**THE TASK**. What angular acceleration does the worked solution to the toy top problem below calculate for the spool?

**TEXT BLOCK**.

Question

A toy top with a spool of diameter 5.0cm has a moment of inertia of 3.0x10^-5kg x m^2 about its rotation axis. To get the top spinning, its string is pulled with a tension of .30 N. How long does it take for the top to complete the first five revolutions? The string is long enough that it is wrapped around the top more than five turns

Answer 1

Given that

The diameter of the \(s p o o l, d=5.0 \mathrm{~cm}\)

So the radius of the spool, \(r=2.5 \mathrm{~cm}\)

$$ =2.5 \times 10^{-2} \mathrm{~m} $$

Moment of Inertia, \(I=3 \times 10^{-5} \mathrm{kgm}^{2}\) Tension force, \(T=0.30 \mathrm{~N}\)

We have a formula for torque as

$$ \tau=l \alpha $$

and also we have, \(\tau=r F\)

From the above two equations,

$$ \begin{array}{l} l \alpha=r F \\ \alpha=\frac{r F}{I} \\ \alpha=\frac{\left(2.5 \times 10^{-2} \mathrm{~m}\right)(0.30 \mathrm{~N})}{\left(3 \times 10^{-5} \mathrm{kgm}^{2}\right)} \\ \alpha=250 \mathrm{rad} / \mathrm{s}^{2} \end{array} $$

Since the spool is starting from rest its initial vecoity is zero.

So we have formula as

$$ \theta=\frac{1}{2} \alpha t^{2} $$

Here the angular di splacement, \(\theta=(5 \times 2 \pi)\) rad

From the above the expression for time is given by

$$ \begin{aligned} t &=\sqrt{\frac{2 \theta}{\alpha}} \\ &=\sqrt{\frac{2(10 \pi)}{250}} \\ &=0.501 \end{aligned} $$

So the required time is given by \(\overline{t=0.5 \mathrm{~s}}\)

t = 0.5s.

**SUPPLIED DATA**.

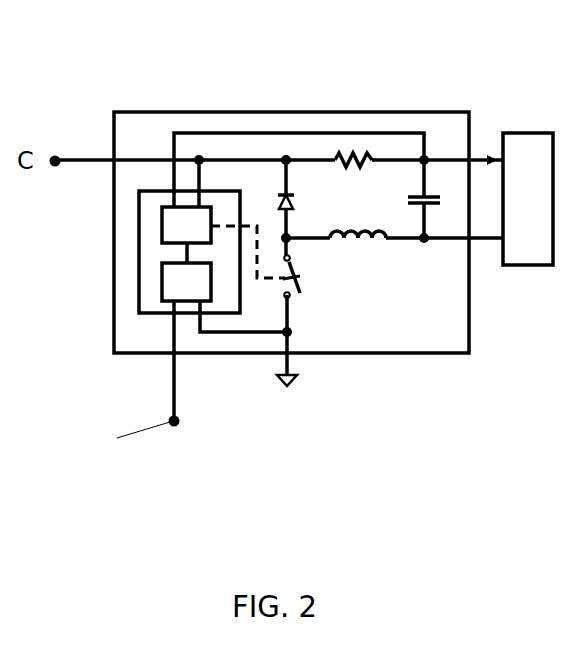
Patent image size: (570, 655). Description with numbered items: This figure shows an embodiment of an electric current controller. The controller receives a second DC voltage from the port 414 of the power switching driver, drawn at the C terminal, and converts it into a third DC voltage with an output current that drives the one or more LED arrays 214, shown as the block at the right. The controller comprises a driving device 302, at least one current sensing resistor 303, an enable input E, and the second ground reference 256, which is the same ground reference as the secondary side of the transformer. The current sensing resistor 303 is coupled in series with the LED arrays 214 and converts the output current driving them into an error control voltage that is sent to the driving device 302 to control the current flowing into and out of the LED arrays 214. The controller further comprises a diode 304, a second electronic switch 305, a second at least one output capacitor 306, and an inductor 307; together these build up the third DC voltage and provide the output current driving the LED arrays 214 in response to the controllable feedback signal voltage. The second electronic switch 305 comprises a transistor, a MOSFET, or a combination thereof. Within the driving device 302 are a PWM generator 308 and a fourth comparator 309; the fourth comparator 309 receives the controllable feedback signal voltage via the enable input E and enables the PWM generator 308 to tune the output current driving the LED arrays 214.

**TASK RESULT**. 250 rad/s²